--- Data to use ---
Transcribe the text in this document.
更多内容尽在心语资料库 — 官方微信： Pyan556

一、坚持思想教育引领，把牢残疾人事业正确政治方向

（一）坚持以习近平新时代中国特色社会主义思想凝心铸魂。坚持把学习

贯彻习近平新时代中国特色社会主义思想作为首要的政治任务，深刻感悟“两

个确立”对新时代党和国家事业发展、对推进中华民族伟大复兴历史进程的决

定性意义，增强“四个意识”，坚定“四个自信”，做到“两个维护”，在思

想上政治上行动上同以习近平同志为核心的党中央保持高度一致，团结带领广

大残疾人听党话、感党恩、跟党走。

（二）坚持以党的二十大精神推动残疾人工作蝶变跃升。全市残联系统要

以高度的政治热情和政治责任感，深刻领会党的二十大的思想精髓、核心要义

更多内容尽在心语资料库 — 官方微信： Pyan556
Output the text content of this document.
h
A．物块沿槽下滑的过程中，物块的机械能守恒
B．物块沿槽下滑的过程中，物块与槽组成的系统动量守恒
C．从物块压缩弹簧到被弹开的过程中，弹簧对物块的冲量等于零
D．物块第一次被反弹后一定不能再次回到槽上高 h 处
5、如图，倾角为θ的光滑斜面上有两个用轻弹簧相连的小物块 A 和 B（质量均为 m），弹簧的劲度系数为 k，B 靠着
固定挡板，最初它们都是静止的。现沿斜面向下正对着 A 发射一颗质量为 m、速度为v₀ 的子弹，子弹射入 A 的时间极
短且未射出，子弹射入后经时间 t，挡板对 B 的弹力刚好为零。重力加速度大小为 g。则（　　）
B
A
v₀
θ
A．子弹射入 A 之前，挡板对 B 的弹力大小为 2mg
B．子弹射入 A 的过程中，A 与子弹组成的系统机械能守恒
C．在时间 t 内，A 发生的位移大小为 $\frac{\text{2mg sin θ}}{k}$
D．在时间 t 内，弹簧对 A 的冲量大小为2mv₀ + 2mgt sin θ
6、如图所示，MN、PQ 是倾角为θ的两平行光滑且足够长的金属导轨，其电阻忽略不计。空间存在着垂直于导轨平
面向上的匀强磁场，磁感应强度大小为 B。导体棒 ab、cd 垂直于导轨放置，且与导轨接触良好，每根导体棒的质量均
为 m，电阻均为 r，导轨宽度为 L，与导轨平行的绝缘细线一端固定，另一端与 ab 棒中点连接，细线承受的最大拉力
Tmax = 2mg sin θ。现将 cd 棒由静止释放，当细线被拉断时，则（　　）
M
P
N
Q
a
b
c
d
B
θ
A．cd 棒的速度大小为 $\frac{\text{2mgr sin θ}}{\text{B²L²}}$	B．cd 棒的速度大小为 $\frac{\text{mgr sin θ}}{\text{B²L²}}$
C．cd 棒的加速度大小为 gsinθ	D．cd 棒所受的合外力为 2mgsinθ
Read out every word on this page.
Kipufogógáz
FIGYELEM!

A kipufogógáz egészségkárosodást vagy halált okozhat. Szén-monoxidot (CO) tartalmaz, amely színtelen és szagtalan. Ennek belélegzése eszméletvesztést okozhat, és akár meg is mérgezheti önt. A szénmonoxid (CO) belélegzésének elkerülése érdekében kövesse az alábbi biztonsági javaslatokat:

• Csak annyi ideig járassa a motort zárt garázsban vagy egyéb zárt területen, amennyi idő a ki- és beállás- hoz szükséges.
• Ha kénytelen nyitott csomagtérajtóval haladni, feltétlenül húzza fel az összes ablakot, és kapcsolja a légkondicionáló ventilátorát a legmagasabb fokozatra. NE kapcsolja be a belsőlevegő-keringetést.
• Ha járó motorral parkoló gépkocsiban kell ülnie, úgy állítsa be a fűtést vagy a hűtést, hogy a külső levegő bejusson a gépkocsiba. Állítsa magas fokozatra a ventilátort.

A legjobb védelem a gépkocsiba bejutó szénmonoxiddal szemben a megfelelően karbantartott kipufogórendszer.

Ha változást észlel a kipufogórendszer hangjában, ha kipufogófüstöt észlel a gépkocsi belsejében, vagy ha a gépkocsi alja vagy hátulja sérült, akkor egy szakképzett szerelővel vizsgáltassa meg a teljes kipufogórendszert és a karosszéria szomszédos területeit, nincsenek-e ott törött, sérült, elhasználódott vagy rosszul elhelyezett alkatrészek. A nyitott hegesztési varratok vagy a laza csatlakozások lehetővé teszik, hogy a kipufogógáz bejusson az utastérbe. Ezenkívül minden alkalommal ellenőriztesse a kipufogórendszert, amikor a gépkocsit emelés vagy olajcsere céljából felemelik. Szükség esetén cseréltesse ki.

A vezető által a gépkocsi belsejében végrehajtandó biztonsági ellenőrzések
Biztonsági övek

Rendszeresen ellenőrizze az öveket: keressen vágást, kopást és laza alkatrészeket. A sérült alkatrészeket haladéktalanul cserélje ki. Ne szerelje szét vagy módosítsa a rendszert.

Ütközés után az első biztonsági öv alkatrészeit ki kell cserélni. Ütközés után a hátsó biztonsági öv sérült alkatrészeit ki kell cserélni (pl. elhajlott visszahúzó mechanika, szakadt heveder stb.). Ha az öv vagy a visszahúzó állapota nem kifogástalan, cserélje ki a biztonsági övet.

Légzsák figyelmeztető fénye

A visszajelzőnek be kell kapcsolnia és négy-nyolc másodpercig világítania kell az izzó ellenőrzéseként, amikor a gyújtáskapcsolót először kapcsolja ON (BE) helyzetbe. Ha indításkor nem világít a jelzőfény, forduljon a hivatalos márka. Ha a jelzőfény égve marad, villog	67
---
### [Task]
List all lines where "kapcsolja" occurs.

### [The result]
• Ha kénytelen nyitott csomagtérajtóval haladni, feltétlenül húzza fel az összes ablakot, és kapcsolja a légkondicionáló ventilátorát a legmagasabb fokozatra. NE kapcsolja be a belsőlevegő-keringetést.
A visszajelzőnek be kell kapcsolnia és négy-nyolc másodpercig világítania kell az izzó ellenőrzéseként, amikor a gyújtáskapcsolót először kapcsolja ON (BE) helyzetbe. Ha indításkor nem világít a jelzőfény, forduljon a hivatalos márka. Ha a jelzőfény égve marad, villog	67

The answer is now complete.